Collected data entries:
════════════════════

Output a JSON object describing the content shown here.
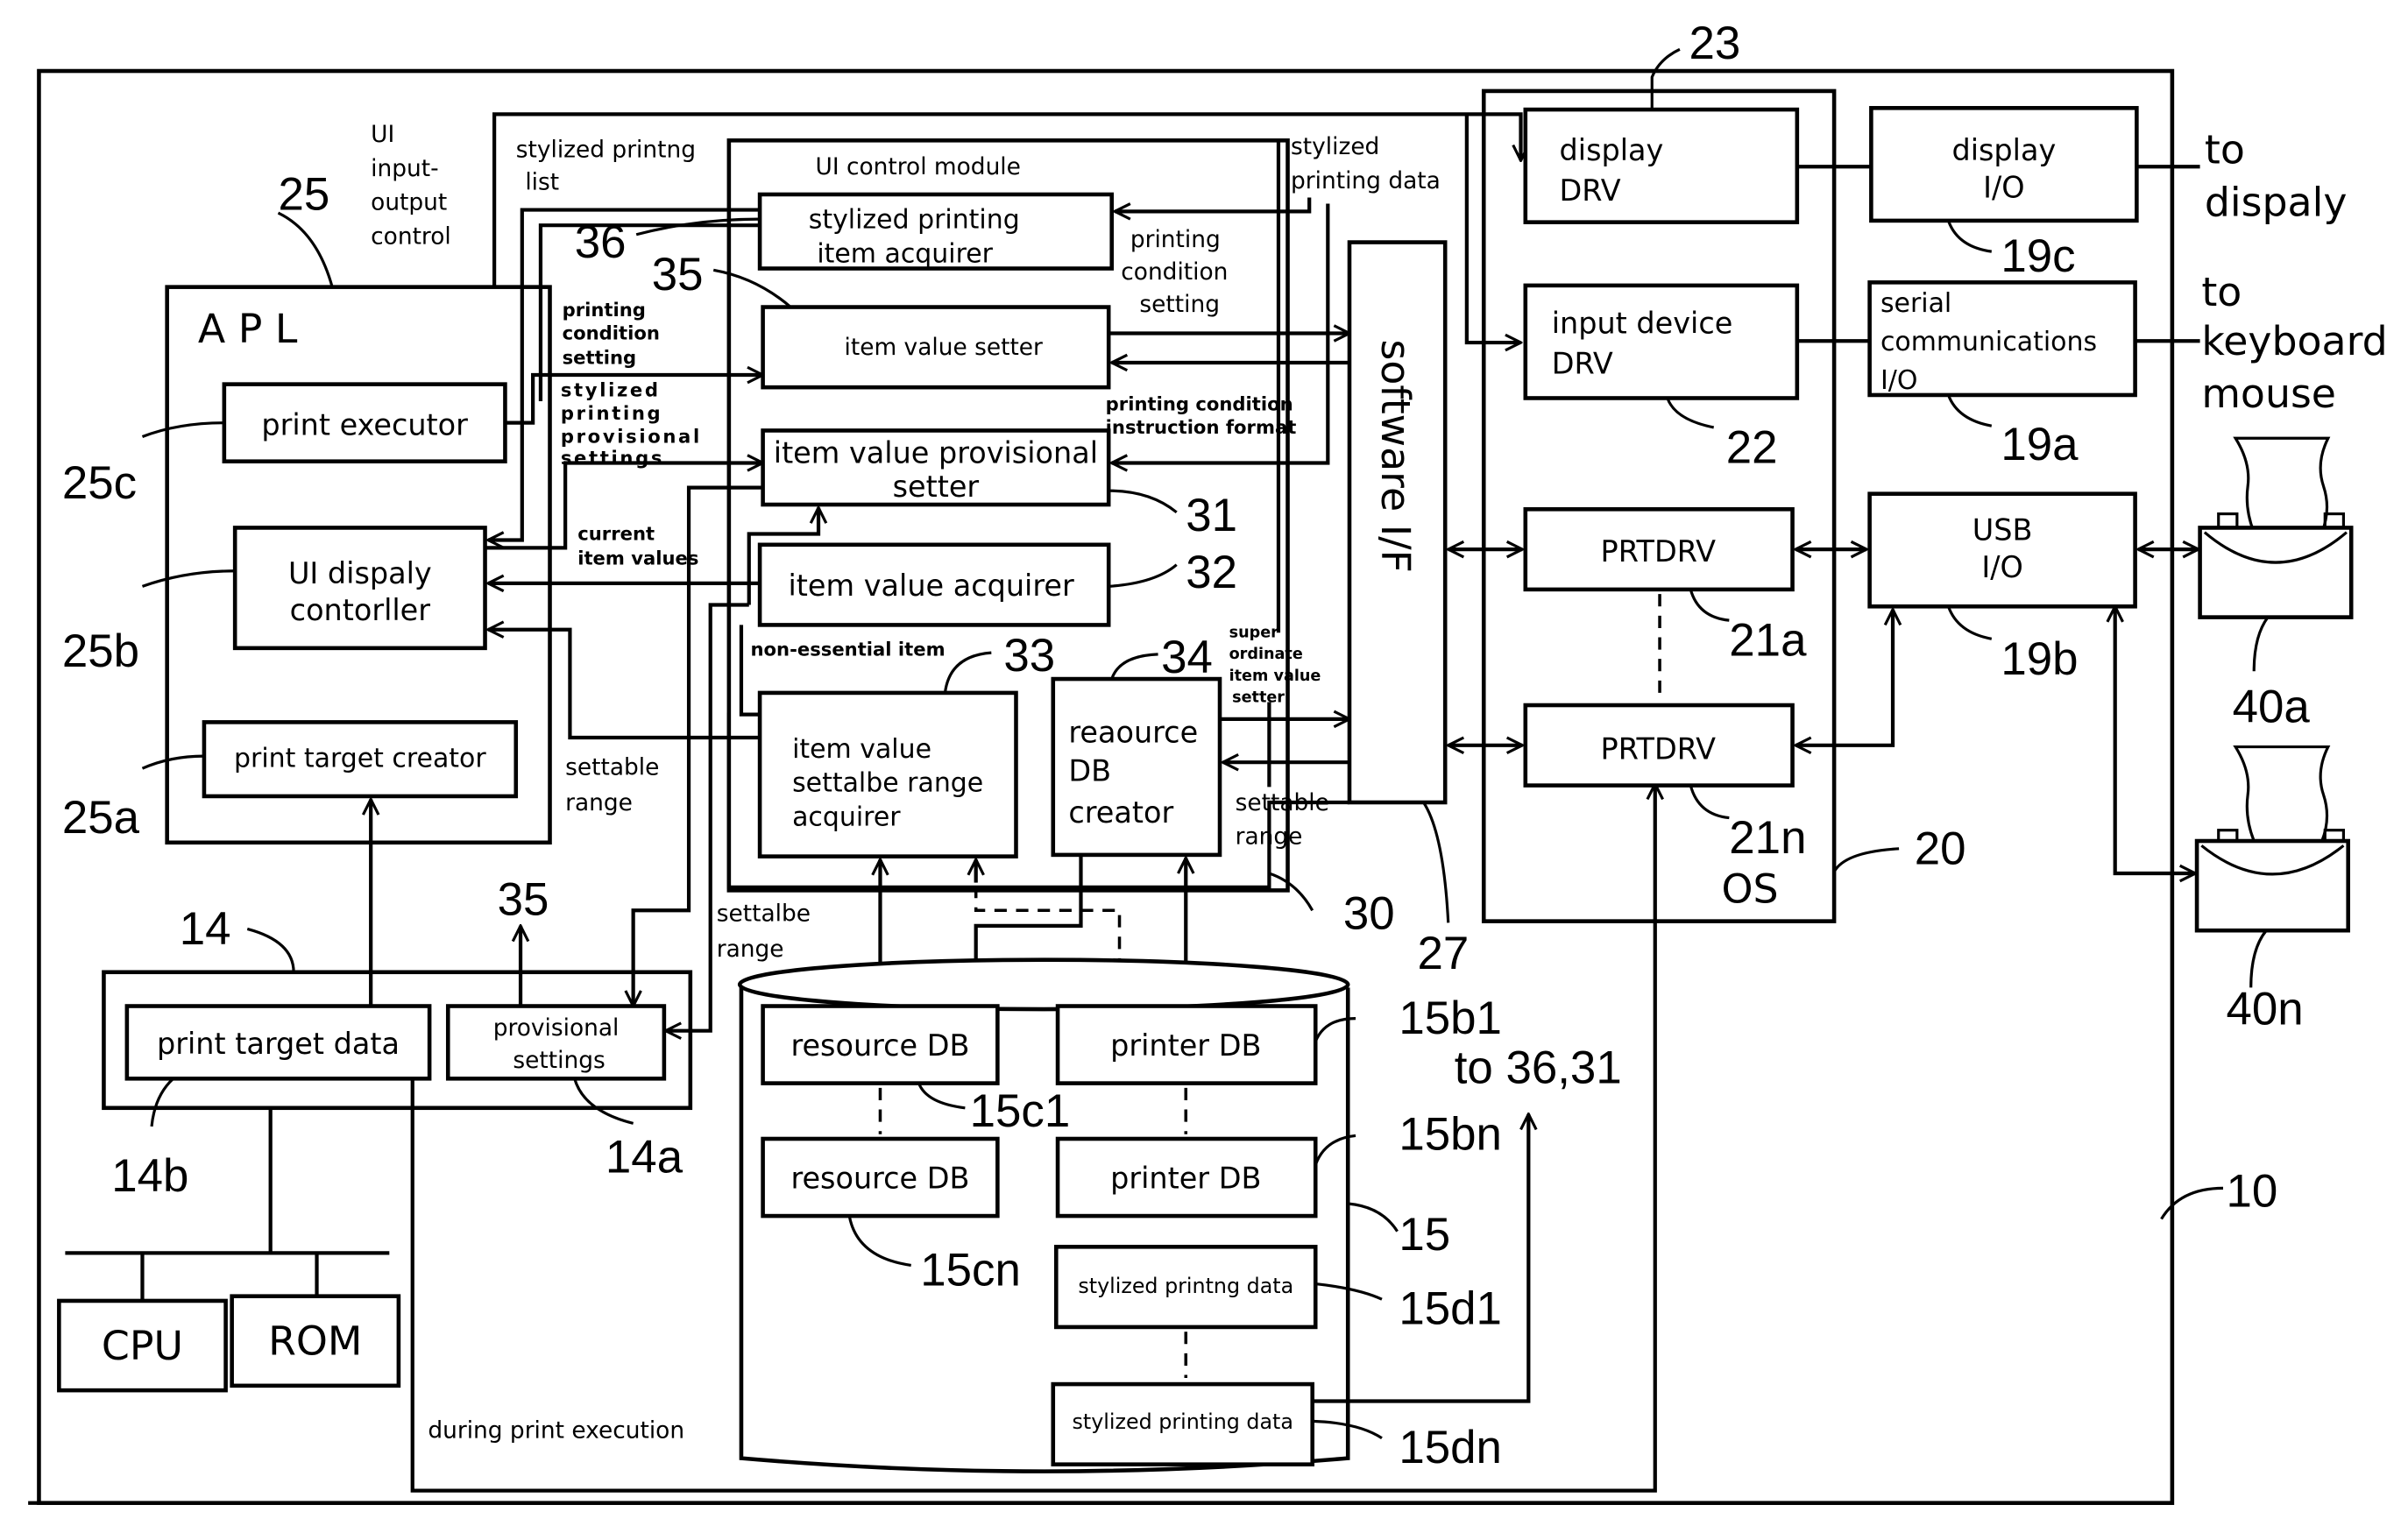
{
  "figure": {
    "outer_ref": "10",
    "apl": {
      "title": "A P L",
      "ref": "25",
      "control_label": [
        "UI",
        "input-",
        "output",
        "control"
      ],
      "print_executor": {
        "label": "print executor",
        "ref": "25c"
      },
      "ui_display_controller": {
        "line1": "UI dispaly",
        "line2": "contorller",
        "ref": "25b"
      },
      "print_target_creator": {
        "label": "print target creator",
        "ref": "25a"
      }
    },
    "memory": {
      "ref": "14",
      "print_target_data": {
        "label": "print target data",
        "ref": "14b"
      },
      "provisional_settings": {
        "line1": "provisional",
        "line2": "settings",
        "ref": "14a"
      },
      "to_ref": "35"
    },
    "hardware": {
      "cpu": "CPU",
      "rom": "ROM"
    },
    "ui_control_module": {
      "title": "UI control module",
      "ref": "30",
      "stylized_printing_item_acquirer": {
        "line1": "stylized printing",
        "line2": "item acquirer",
        "ref": "36"
      },
      "item_value_setter": {
        "label": "item value setter",
        "ref": "35"
      },
      "item_value_provisional_setter": {
        "line1": "item value provisional",
        "line2": "setter",
        "ref": "31"
      },
      "item_value_acquirer": {
        "label": "item value acquirer",
        "ref": "32"
      },
      "item_value_settable_range_acquirer": {
        "line1": "item value",
        "line2": "settalbe range",
        "line3": "acquirer",
        "ref": "33"
      },
      "resource_db_creator": {
        "line1": "reaource",
        "line2": "DB",
        "line3": "creator",
        "ref": "34"
      }
    },
    "flow_labels": {
      "stylized_printing_list": [
        "stylized printng",
        "list"
      ],
      "stylized_printing_data": [
        "stylized",
        "printing data"
      ],
      "printing_condition_setting_right": [
        "printing",
        "condition",
        "setting"
      ],
      "printing_condition_setting_left": [
        "printing",
        "condition",
        "setting"
      ],
      "stylized_printing_provisional_settings": [
        "stylized",
        "printing",
        "provisional",
        "settings"
      ],
      "current_item_values": [
        "current",
        "item values"
      ],
      "printing_condition_instruction_format": [
        "printing condition",
        "instruction format"
      ],
      "non_essential_item": "non-essential item",
      "super_ordinate_item_value_setter": [
        "super",
        "ordinate",
        "item value",
        "setter"
      ],
      "settable_range_left": [
        "settable",
        "range"
      ],
      "settable_range_right": [
        "settable",
        "range"
      ],
      "settable_range_bottom": [
        "settalbe",
        "range"
      ],
      "during_print_execution": "during print execution",
      "to_36_31": "to 36,31"
    },
    "software_if": {
      "label": "software I/F",
      "ref": "27"
    },
    "os": {
      "label": "OS",
      "ref": "20",
      "display_drv": {
        "line1": "display",
        "line2": "DRV",
        "ref": "23"
      },
      "input_device_drv": {
        "line1": "input device",
        "line2": "DRV",
        "ref": "22"
      },
      "prtdrv_a": {
        "label": "PRTDRV",
        "ref": "21a"
      },
      "prtdrv_n": {
        "label": "PRTDRV",
        "ref": "21n"
      }
    },
    "io": {
      "display_io": {
        "line1": "display",
        "line2": "I/O",
        "ref": "19c"
      },
      "serial_io": {
        "line1": "serial",
        "line2": "communications",
        "line3": "I/O",
        "ref": "19a"
      },
      "usb_io": {
        "line1": "USB",
        "line2": "I/O",
        "ref": "19b"
      }
    },
    "external": {
      "to_display": [
        "to",
        "dispaly"
      ],
      "to_keyboard_mouse": [
        "to",
        "keyboard",
        "mouse"
      ],
      "printer_a_ref": "40a",
      "printer_n_ref": "40n"
    },
    "storage": {
      "ref": "15",
      "resource_db_1": {
        "label": "resource DB",
        "ref": "15c1"
      },
      "resource_db_n": {
        "label": "resource DB",
        "ref": "15cn"
      },
      "printer_db_1": {
        "label": "printer DB",
        "ref": "15b1"
      },
      "printer_db_n": {
        "label": "printer DB",
        "ref": "15bn"
      },
      "stylized_data_1": {
        "label": "stylized printng data",
        "ref": "15d1"
      },
      "stylized_data_n": {
        "label": "stylized printing data",
        "ref": "15dn"
      }
    }
  }
}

════════════════════

_The request:_ Output, exactly, all the records above; include no pictures.

_Response for this exercise:_
Output a JSON object describing the content shown here.
{
  "figure": {
    "outer_ref": "10",
    "apl": {
      "title": "A P L",
      "ref": "25",
      "control_label": [
        "UI",
        "input-",
        "output",
        "control"
      ],
      "print_executor": {
        "label": "print executor",
        "ref": "25c"
      },
      "ui_display_controller": {
        "line1": "UI dispaly",
        "line2": "contorller",
        "ref": "25b"
      },
      "print_target_creator": {
        "label": "print target creator",
        "ref": "25a"
      }
    },
    "memory": {
      "ref": "14",
      "print_target_data": {
        "label": "print target data",
        "ref": "14b"
      },
      "provisional_settings": {
        "line1": "provisional",
        "line2": "settings",
        "ref": "14a"
      },
      "to_ref": "35"
    },
    "hardware": {
      "cpu": "CPU",
      "rom": "ROM"
    },
    "ui_control_module": {
      "title": "UI control module",
      "ref": "30",
      "stylized_printing_item_acquirer": {
        "line1": "stylized printing",
        "line2": "item acquirer",
        "ref": "36"
      },
      "item_value_setter": {
        "label": "item value setter",
        "ref": "35"
      },
      "item_value_provisional_setter": {
        "line1": "item value provisional",
        "line2": "setter",
        "ref": "31"
      },
      "item_value_acquirer": {
        "label": "item value acquirer",
        "ref": "32"
      },
      "item_value_settable_range_acquirer": {
        "line1": "item value",
        "line2": "settalbe range",
        "line3": "acquirer",
        "ref": "33"
      },
      "resource_db_creator": {
        "line1": "reaource",
        "line2": "DB",
        "line3": "creator",
        "ref": "34"
      }
    },
    "flow_labels": {
      "stylized_printing_list": [
        "stylized printng",
        "list"
      ],
      "stylized_printing_data": [
        "stylized",
        "printing data"
      ],
      "printing_condition_setting_right": [
        "printing",
        "condition",
        "setting"
      ],
      "printing_condition_setting_left": [
        "printing",
        "condition",
        "setting"
      ],
      "stylized_printing_provisional_settings": [
        "stylized",
        "printing",
        "provisional",
        "settings"
      ],
      "current_item_values": [
        "current",
        "item values"
      ],
      "printing_condition_instruction_format": [
        "printing condition",
        "instruction format"
      ],
      "non_essential_item": "non-essential item",
      "super_ordinate_item_value_setter": [
        "super",
        "ordinate",
        "item value",
        "setter"
      ],
      "settable_range_left": [
        "settable",
        "range"
      ],
      "settable_range_right": [
        "settable",
        "range"
      ],
      "settable_range_bottom": [
        "settalbe",
        "range"
      ],
      "during_print_execution": "during print execution",
      "to_36_31": "to 36,31"
    },
    "software_if": {
      "label": "software I/F",
      "ref": "27"
    },
    "os": {
      "label": "OS",
      "ref": "20",
      "display_drv": {
        "line1": "display",
        "line2": "DRV",
        "ref": "23"
      },
      "input_device_drv": {
        "line1": "input device",
        "line2": "DRV",
        "ref": "22"
      },
      "prtdrv_a": {
        "label": "PRTDRV",
        "ref": "21a"
      },
      "prtdrv_n": {
        "label": "PRTDRV",
        "ref": "21n"
      }
    },
    "io": {
      "display_io": {
        "line1": "display",
        "line2": "I/O",
        "ref": "19c"
      },
      "serial_io": {
        "line1": "serial",
        "line2": "communications",
        "line3": "I/O",
        "ref": "19a"
      },
      "usb_io": {
        "line1": "USB",
        "line2": "I/O",
        "ref": "19b"
      }
    },
    "external": {
      "to_display": [
        "to",
        "dispaly"
      ],
      "to_keyboard_mouse": [
        "to",
        "keyboard",
        "mouse"
      ],
      "printer_a_ref": "40a",
      "printer_n_ref": "40n"
    },
    "storage": {
      "ref": "15",
      "resource_db_1": {
        "label": "resource DB",
        "ref": "15c1"
      },
      "resource_db_n": {
        "label": "resource DB",
        "ref": "15cn"
      },
      "printer_db_1": {
        "label": "printer DB",
        "ref": "15b1"
      },
      "printer_db_n": {
        "label": "printer DB",
        "ref": "15bn"
      },
      "stylized_data_1": {
        "label": "stylized printng data",
        "ref": "15d1"
      },
      "stylized_data_n": {
        "label": "stylized printing data",
        "ref": "15dn"
      }
    }
  }
}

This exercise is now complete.